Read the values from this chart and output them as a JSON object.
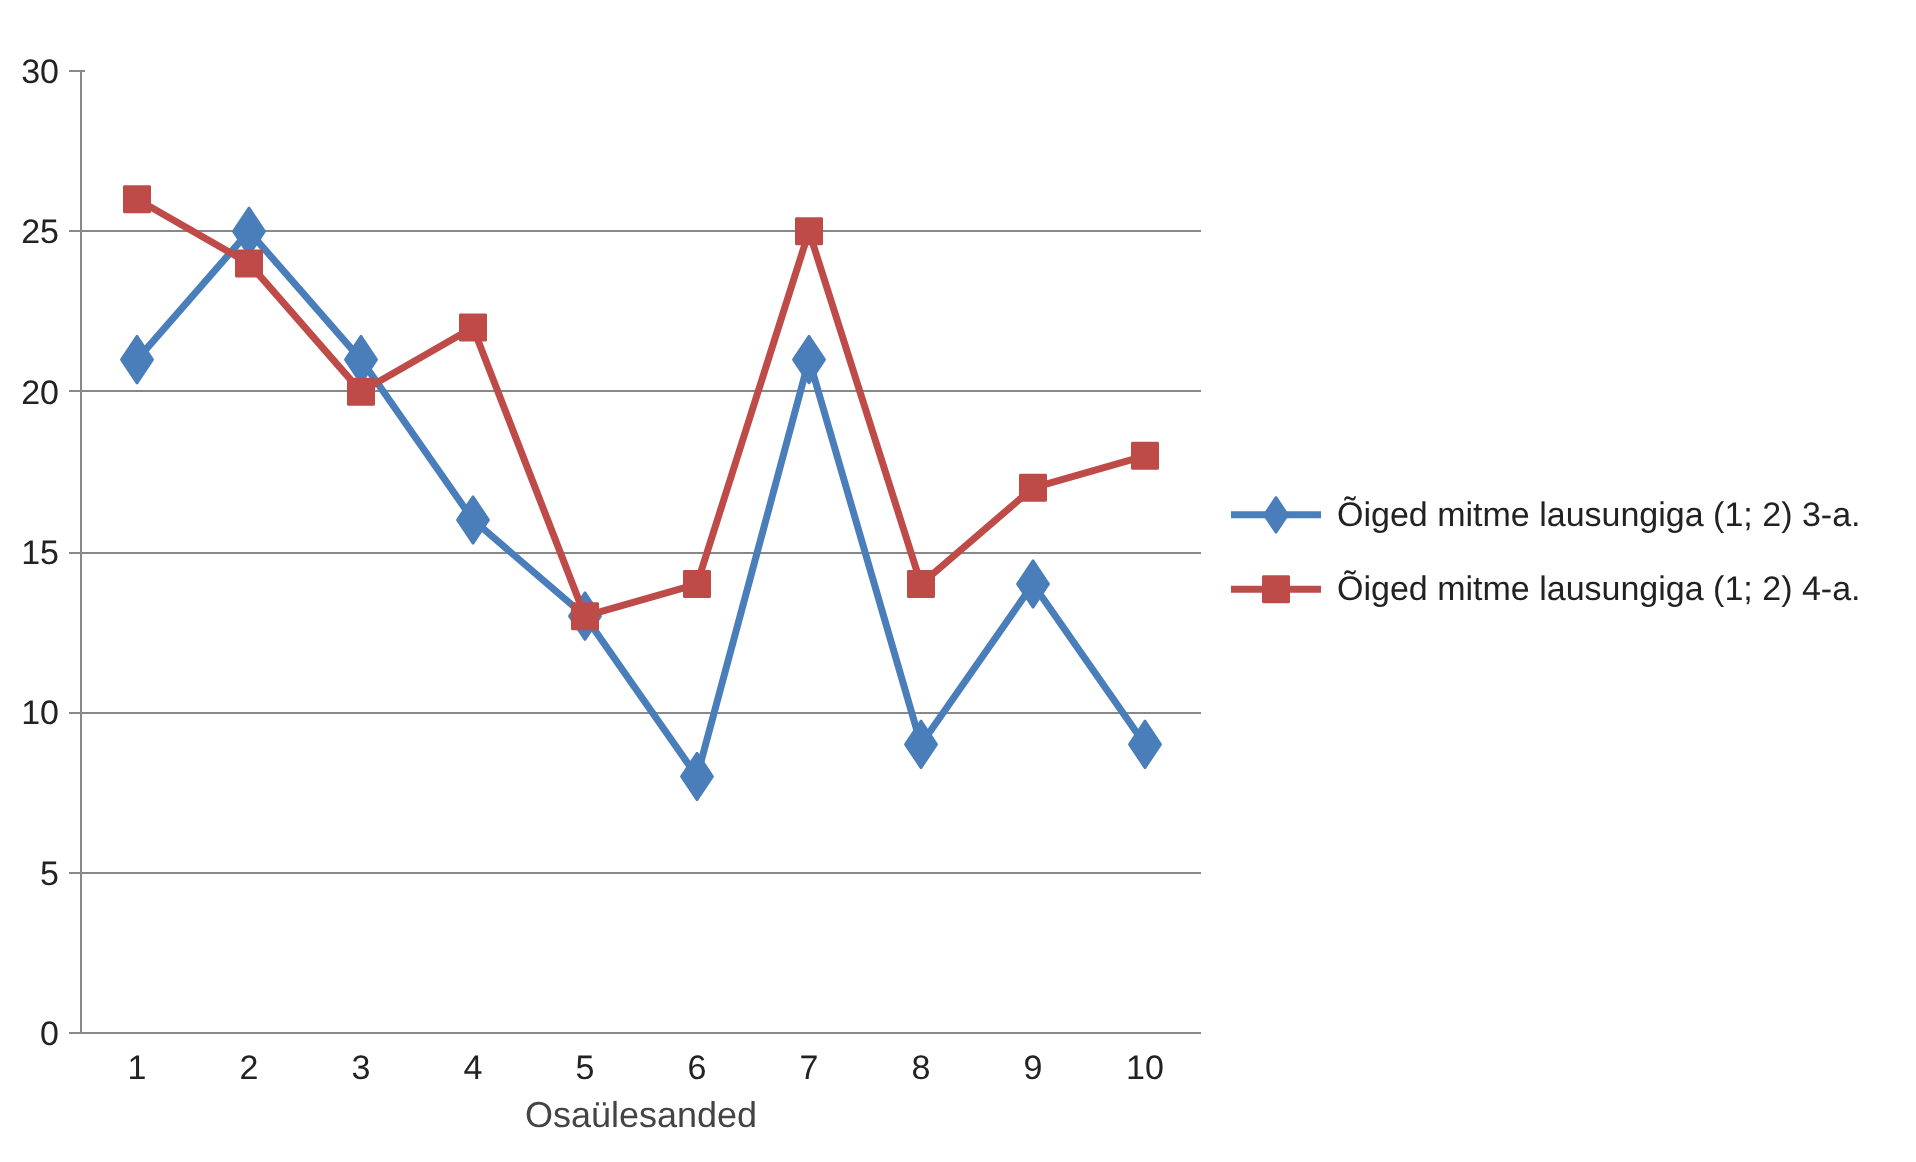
{
  "chart_data": {
    "type": "line",
    "xlabel": "Osaülesanded",
    "categories": [
      "1",
      "2",
      "3",
      "4",
      "5",
      "6",
      "7",
      "8",
      "9",
      "10"
    ],
    "series": [
      {
        "name": "Õiged mitme lausungiga  (1; 2) 3-a.",
        "color": "#4a7ebb",
        "marker": "diamond",
        "values": [
          21,
          25,
          21,
          16,
          13,
          8,
          21,
          9,
          14,
          9
        ]
      },
      {
        "name": "Õiged mitme lausungiga (1; 2) 4-a.",
        "color": "#be4b48",
        "marker": "square",
        "values": [
          26,
          24,
          20,
          22,
          13,
          14,
          25,
          14,
          17,
          18
        ]
      }
    ],
    "ylim": [
      0,
      30
    ],
    "yticks": [
      0,
      5,
      10,
      15,
      20,
      25,
      30
    ],
    "grid": "y",
    "legend": "right",
    "line_style": "solid"
  }
}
┄┄┄┄┄┄┄┄┄┄
Every line of the material is to be quoted exactly, with no pictures carried over.

Solution:
Read the values from this chart and output them as a JSON object.
{
  "chart_data": {
    "type": "line",
    "xlabel": "Osaülesanded",
    "categories": [
      "1",
      "2",
      "3",
      "4",
      "5",
      "6",
      "7",
      "8",
      "9",
      "10"
    ],
    "series": [
      {
        "name": "Õiged mitme lausungiga  (1; 2) 3-a.",
        "color": "#4a7ebb",
        "marker": "diamond",
        "values": [
          21,
          25,
          21,
          16,
          13,
          8,
          21,
          9,
          14,
          9
        ]
      },
      {
        "name": "Õiged mitme lausungiga (1; 2) 4-a.",
        "color": "#be4b48",
        "marker": "square",
        "values": [
          26,
          24,
          20,
          22,
          13,
          14,
          25,
          14,
          17,
          18
        ]
      }
    ],
    "ylim": [
      0,
      30
    ],
    "yticks": [
      0,
      5,
      10,
      15,
      20,
      25,
      30
    ],
    "grid": "y",
    "legend": "right",
    "line_style": "solid"
  }
}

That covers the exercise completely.